## BEGIN SUPPLIED RECORDS

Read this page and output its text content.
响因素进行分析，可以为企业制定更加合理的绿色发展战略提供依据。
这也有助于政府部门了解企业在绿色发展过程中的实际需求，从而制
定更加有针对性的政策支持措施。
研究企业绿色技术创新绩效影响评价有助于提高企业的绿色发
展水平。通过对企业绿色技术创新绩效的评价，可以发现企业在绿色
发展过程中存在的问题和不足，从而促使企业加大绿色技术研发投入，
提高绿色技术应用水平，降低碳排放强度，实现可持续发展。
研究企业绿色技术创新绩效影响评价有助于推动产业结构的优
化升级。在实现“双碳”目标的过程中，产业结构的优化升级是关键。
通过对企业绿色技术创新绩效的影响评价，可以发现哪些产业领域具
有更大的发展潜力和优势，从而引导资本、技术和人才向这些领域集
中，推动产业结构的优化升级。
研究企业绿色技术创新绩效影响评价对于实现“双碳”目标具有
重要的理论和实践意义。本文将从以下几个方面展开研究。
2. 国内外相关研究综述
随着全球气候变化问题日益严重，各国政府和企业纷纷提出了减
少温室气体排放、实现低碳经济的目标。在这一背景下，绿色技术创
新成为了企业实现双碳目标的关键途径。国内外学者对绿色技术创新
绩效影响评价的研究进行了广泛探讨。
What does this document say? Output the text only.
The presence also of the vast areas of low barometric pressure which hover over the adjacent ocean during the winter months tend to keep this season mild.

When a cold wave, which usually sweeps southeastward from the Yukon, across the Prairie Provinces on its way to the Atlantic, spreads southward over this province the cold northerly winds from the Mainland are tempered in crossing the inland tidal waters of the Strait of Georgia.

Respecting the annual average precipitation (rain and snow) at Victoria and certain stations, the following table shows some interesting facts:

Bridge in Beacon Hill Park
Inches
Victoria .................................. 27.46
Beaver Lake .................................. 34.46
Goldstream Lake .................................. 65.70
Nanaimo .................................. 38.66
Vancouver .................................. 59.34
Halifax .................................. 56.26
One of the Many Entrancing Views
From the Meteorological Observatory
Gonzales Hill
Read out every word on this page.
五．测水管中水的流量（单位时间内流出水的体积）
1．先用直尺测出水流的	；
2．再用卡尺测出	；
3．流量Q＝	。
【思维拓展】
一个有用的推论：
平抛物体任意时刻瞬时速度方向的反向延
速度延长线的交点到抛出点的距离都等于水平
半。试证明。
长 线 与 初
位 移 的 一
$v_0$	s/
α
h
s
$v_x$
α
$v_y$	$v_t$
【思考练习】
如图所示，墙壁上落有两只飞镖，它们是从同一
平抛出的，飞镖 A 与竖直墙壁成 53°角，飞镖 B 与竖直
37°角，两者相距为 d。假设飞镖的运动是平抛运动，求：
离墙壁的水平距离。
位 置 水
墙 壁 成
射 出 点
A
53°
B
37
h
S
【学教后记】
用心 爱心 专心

## END SUPPLIED RECORDS

▶ EXERCISE INSTRUCTIONS: Repeat exactly, and only, the lines of the records above, starting with the line that contains "Read out every word on this page." and ending with the final line, both included.

▶ THE REPLY:
Read out every word on this page.
五．测水管中水的流量（单位时间内流出水的体积）
1．先用直尺测出水流的	；
2．再用卡尺测出	；
3．流量Q＝	。
【思维拓展】
一个有用的推论：
平抛物体任意时刻瞬时速度方向的反向延
速度延长线的交点到抛出点的距离都等于水平
半。试证明。
长 线 与 初
位 移 的 一
$v_0$	s/
α
h
s
$v_x$
α
$v_y$	$v_t$
【思考练习】
如图所示，墙壁上落有两只飞镖，它们是从同一
平抛出的，飞镖 A 与竖直墙壁成 53°角，飞镖 B 与竖直
37°角，两者相距为 d。假设飞镖的运动是平抛运动，求：
离墙壁的水平距离。
位 置 水
墙 壁 成
射 出 点
A
53°
B
37
h
S
【学教后记】
用心 爱心 专心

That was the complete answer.